**Records contained in a dataset**
--------------------------------------------------

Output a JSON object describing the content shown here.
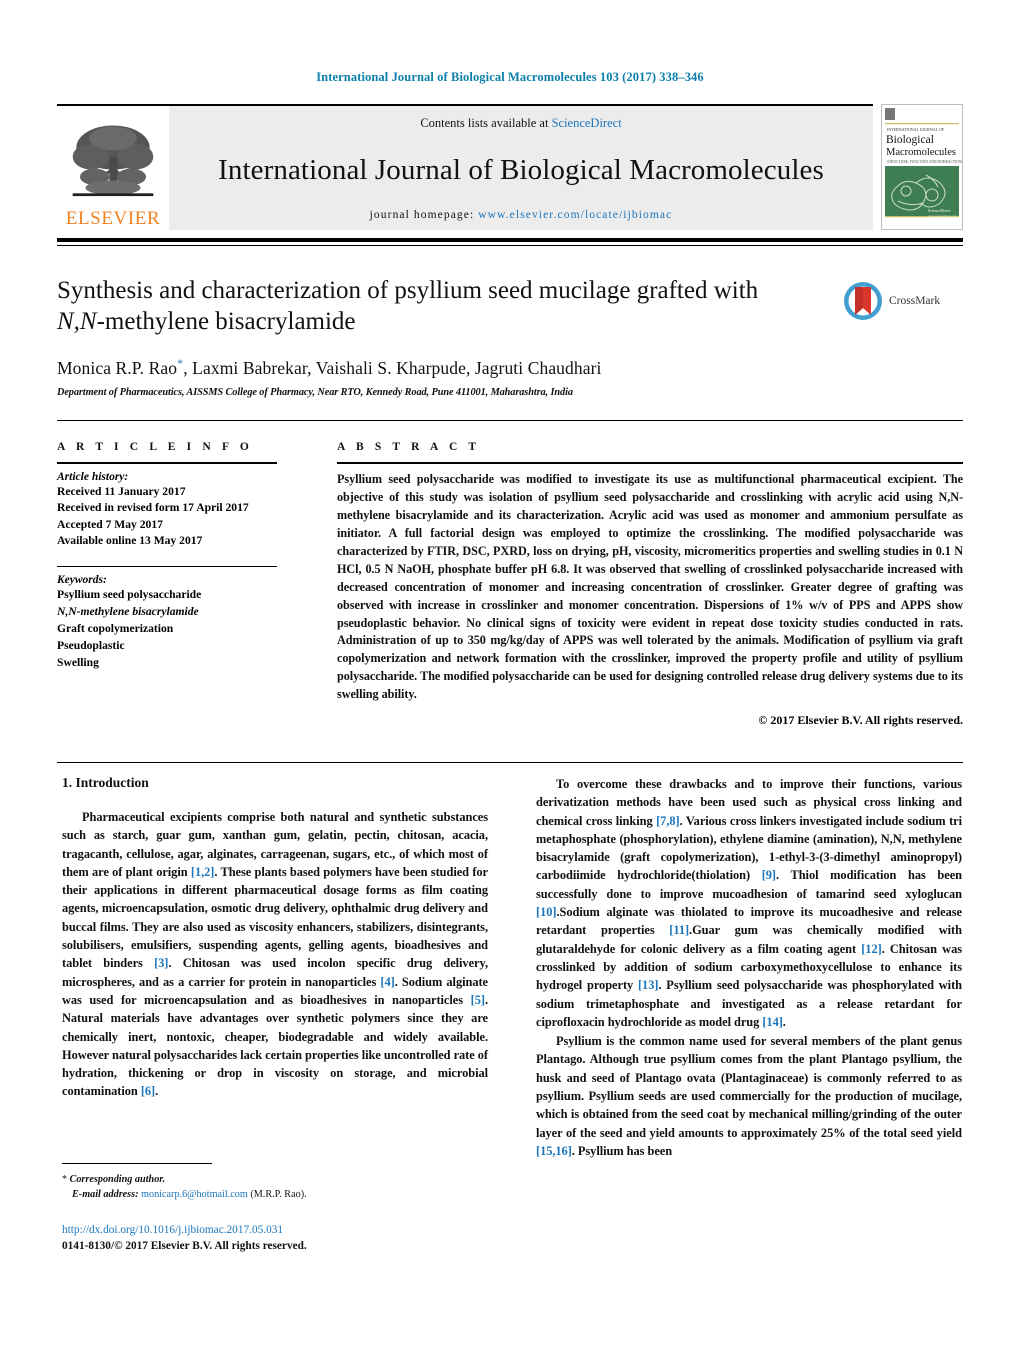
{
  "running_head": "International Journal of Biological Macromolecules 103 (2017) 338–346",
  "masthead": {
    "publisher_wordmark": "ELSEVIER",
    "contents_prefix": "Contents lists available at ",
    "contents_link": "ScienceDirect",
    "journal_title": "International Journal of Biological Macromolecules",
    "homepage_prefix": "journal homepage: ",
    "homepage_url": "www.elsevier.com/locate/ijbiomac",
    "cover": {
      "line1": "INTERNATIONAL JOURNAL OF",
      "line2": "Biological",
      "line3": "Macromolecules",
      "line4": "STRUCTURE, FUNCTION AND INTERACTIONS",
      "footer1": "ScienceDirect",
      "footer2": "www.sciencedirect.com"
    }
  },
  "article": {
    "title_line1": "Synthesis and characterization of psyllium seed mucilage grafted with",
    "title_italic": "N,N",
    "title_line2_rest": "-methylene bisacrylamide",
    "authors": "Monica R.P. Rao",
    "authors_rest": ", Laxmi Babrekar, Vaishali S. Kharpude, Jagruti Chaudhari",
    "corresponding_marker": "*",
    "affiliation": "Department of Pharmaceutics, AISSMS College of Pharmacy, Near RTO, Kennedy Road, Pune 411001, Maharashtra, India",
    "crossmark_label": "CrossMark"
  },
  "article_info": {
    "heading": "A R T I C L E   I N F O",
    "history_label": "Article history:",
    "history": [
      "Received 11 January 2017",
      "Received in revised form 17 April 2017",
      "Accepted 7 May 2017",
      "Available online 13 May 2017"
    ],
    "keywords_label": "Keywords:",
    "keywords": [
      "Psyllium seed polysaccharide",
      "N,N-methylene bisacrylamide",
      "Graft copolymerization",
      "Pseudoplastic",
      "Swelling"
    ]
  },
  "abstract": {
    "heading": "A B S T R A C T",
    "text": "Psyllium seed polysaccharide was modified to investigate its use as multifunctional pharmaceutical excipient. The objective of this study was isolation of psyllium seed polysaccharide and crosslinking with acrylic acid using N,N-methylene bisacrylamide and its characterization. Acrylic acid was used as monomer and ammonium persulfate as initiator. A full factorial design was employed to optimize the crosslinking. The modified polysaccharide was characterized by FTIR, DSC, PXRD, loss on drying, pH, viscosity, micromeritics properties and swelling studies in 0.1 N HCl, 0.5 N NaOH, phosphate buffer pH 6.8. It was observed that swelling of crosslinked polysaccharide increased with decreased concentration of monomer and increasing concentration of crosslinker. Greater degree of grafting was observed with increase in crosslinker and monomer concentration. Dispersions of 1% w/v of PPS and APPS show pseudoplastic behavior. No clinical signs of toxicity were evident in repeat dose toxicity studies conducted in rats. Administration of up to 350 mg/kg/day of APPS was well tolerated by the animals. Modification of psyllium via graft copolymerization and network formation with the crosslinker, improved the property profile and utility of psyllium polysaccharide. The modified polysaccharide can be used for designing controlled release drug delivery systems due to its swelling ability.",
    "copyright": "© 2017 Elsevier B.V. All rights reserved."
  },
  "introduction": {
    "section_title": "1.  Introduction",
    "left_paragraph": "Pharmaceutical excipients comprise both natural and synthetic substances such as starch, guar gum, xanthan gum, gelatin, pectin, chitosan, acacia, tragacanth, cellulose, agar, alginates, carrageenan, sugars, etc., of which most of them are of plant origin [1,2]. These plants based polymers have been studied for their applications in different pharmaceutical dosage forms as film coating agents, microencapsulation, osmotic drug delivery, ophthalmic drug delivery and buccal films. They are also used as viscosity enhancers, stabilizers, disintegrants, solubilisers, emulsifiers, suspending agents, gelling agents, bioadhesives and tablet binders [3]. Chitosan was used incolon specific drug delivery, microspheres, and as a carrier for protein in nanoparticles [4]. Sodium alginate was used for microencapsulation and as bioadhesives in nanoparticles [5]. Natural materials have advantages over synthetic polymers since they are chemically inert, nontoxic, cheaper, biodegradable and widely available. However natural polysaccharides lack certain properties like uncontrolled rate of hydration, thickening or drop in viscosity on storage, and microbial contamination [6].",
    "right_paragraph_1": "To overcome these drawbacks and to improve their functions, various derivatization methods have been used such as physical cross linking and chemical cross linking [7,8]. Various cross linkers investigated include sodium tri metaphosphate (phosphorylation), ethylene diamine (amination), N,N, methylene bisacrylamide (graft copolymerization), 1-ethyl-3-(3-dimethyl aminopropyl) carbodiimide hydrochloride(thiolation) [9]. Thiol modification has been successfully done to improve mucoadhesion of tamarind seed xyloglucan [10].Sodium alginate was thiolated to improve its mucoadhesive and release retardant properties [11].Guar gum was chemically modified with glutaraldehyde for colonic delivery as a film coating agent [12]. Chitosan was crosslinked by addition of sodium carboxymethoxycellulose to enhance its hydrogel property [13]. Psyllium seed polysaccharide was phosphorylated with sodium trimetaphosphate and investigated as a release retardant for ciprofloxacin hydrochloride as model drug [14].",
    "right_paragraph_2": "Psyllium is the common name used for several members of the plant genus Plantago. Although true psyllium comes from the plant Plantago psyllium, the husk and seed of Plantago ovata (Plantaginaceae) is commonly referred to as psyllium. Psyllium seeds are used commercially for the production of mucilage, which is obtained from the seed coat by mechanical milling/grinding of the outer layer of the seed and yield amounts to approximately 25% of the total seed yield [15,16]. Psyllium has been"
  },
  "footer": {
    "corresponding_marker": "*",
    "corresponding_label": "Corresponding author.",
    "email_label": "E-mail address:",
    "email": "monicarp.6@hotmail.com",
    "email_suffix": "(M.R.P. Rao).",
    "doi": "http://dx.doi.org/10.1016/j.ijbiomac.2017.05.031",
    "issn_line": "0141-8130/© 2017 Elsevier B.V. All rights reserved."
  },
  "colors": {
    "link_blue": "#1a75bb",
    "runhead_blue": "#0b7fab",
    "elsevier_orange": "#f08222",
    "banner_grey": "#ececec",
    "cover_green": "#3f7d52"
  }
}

--------------------------------------------------

**WORK TO COMPLETE**
Pictures are to be left out; the records above must be repeated word for word.

**ANSWER TO THE EXERCISE**
Output a JSON object describing the content shown here.
{
  "running_head": "International Journal of Biological Macromolecules 103 (2017) 338–346",
  "masthead": {
    "publisher_wordmark": "ELSEVIER",
    "contents_prefix": "Contents lists available at ",
    "contents_link": "ScienceDirect",
    "journal_title": "International Journal of Biological Macromolecules",
    "homepage_prefix": "journal homepage: ",
    "homepage_url": "www.elsevier.com/locate/ijbiomac",
    "cover": {
      "line1": "INTERNATIONAL JOURNAL OF",
      "line2": "Biological",
      "line3": "Macromolecules",
      "line4": "STRUCTURE, FUNCTION AND INTERACTIONS",
      "footer1": "ScienceDirect",
      "footer2": "www.sciencedirect.com"
    }
  },
  "article": {
    "title_line1": "Synthesis and characterization of psyllium seed mucilage grafted with",
    "title_italic": "N,N",
    "title_line2_rest": "-methylene bisacrylamide",
    "authors": "Monica R.P. Rao",
    "authors_rest": ", Laxmi Babrekar, Vaishali S. Kharpude, Jagruti Chaudhari",
    "corresponding_marker": "*",
    "affiliation": "Department of Pharmaceutics, AISSMS College of Pharmacy, Near RTO, Kennedy Road, Pune 411001, Maharashtra, India",
    "crossmark_label": "CrossMark"
  },
  "article_info": {
    "heading": "A R T I C L E   I N F O",
    "history_label": "Article history:",
    "history": [
      "Received 11 January 2017",
      "Received in revised form 17 April 2017",
      "Accepted 7 May 2017",
      "Available online 13 May 2017"
    ],
    "keywords_label": "Keywords:",
    "keywords": [
      "Psyllium seed polysaccharide",
      "N,N-methylene bisacrylamide",
      "Graft copolymerization",
      "Pseudoplastic",
      "Swelling"
    ]
  },
  "abstract": {
    "heading": "A B S T R A C T",
    "text": "Psyllium seed polysaccharide was modified to investigate its use as multifunctional pharmaceutical excipient. The objective of this study was isolation of psyllium seed polysaccharide and crosslinking with acrylic acid using N,N-methylene bisacrylamide and its characterization. Acrylic acid was used as monomer and ammonium persulfate as initiator. A full factorial design was employed to optimize the crosslinking. The modified polysaccharide was characterized by FTIR, DSC, PXRD, loss on drying, pH, viscosity, micromeritics properties and swelling studies in 0.1 N HCl, 0.5 N NaOH, phosphate buffer pH 6.8. It was observed that swelling of crosslinked polysaccharide increased with decreased concentration of monomer and increasing concentration of crosslinker. Greater degree of grafting was observed with increase in crosslinker and monomer concentration. Dispersions of 1% w/v of PPS and APPS show pseudoplastic behavior. No clinical signs of toxicity were evident in repeat dose toxicity studies conducted in rats. Administration of up to 350 mg/kg/day of APPS was well tolerated by the animals. Modification of psyllium via graft copolymerization and network formation with the crosslinker, improved the property profile and utility of psyllium polysaccharide. The modified polysaccharide can be used for designing controlled release drug delivery systems due to its swelling ability.",
    "copyright": "© 2017 Elsevier B.V. All rights reserved."
  },
  "introduction": {
    "section_title": "1.  Introduction",
    "left_paragraph": "Pharmaceutical excipients comprise both natural and synthetic substances such as starch, guar gum, xanthan gum, gelatin, pectin, chitosan, acacia, tragacanth, cellulose, agar, alginates, carrageenan, sugars, etc., of which most of them are of plant origin [1,2]. These plants based polymers have been studied for their applications in different pharmaceutical dosage forms as film coating agents, microencapsulation, osmotic drug delivery, ophthalmic drug delivery and buccal films. They are also used as viscosity enhancers, stabilizers, disintegrants, solubilisers, emulsifiers, suspending agents, gelling agents, bioadhesives and tablet binders [3]. Chitosan was used incolon specific drug delivery, microspheres, and as a carrier for protein in nanoparticles [4]. Sodium alginate was used for microencapsulation and as bioadhesives in nanoparticles [5]. Natural materials have advantages over synthetic polymers since they are chemically inert, nontoxic, cheaper, biodegradable and widely available. However natural polysaccharides lack certain properties like uncontrolled rate of hydration, thickening or drop in viscosity on storage, and microbial contamination [6].",
    "right_paragraph_1": "To overcome these drawbacks and to improve their functions, various derivatization methods have been used such as physical cross linking and chemical cross linking [7,8]. Various cross linkers investigated include sodium tri metaphosphate (phosphorylation), ethylene diamine (amination), N,N, methylene bisacrylamide (graft copolymerization), 1-ethyl-3-(3-dimethyl aminopropyl) carbodiimide hydrochloride(thiolation) [9]. Thiol modification has been successfully done to improve mucoadhesion of tamarind seed xyloglucan [10].Sodium alginate was thiolated to improve its mucoadhesive and release retardant properties [11].Guar gum was chemically modified with glutaraldehyde for colonic delivery as a film coating agent [12]. Chitosan was crosslinked by addition of sodium carboxymethoxycellulose to enhance its hydrogel property [13]. Psyllium seed polysaccharide was phosphorylated with sodium trimetaphosphate and investigated as a release retardant for ciprofloxacin hydrochloride as model drug [14].",
    "right_paragraph_2": "Psyllium is the common name used for several members of the plant genus Plantago. Although true psyllium comes from the plant Plantago psyllium, the husk and seed of Plantago ovata (Plantaginaceae) is commonly referred to as psyllium. Psyllium seeds are used commercially for the production of mucilage, which is obtained from the seed coat by mechanical milling/grinding of the outer layer of the seed and yield amounts to approximately 25% of the total seed yield [15,16]. Psyllium has been"
  },
  "footer": {
    "corresponding_marker": "*",
    "corresponding_label": "Corresponding author.",
    "email_label": "E-mail address:",
    "email": "monicarp.6@hotmail.com",
    "email_suffix": "(M.R.P. Rao).",
    "doi": "http://dx.doi.org/10.1016/j.ijbiomac.2017.05.031",
    "issn_line": "0141-8130/© 2017 Elsevier B.V. All rights reserved."
  },
  "colors": {
    "link_blue": "#1a75bb",
    "runhead_blue": "#0b7fab",
    "elsevier_orange": "#f08222",
    "banner_grey": "#ececec",
    "cover_green": "#3f7d52"
  }
}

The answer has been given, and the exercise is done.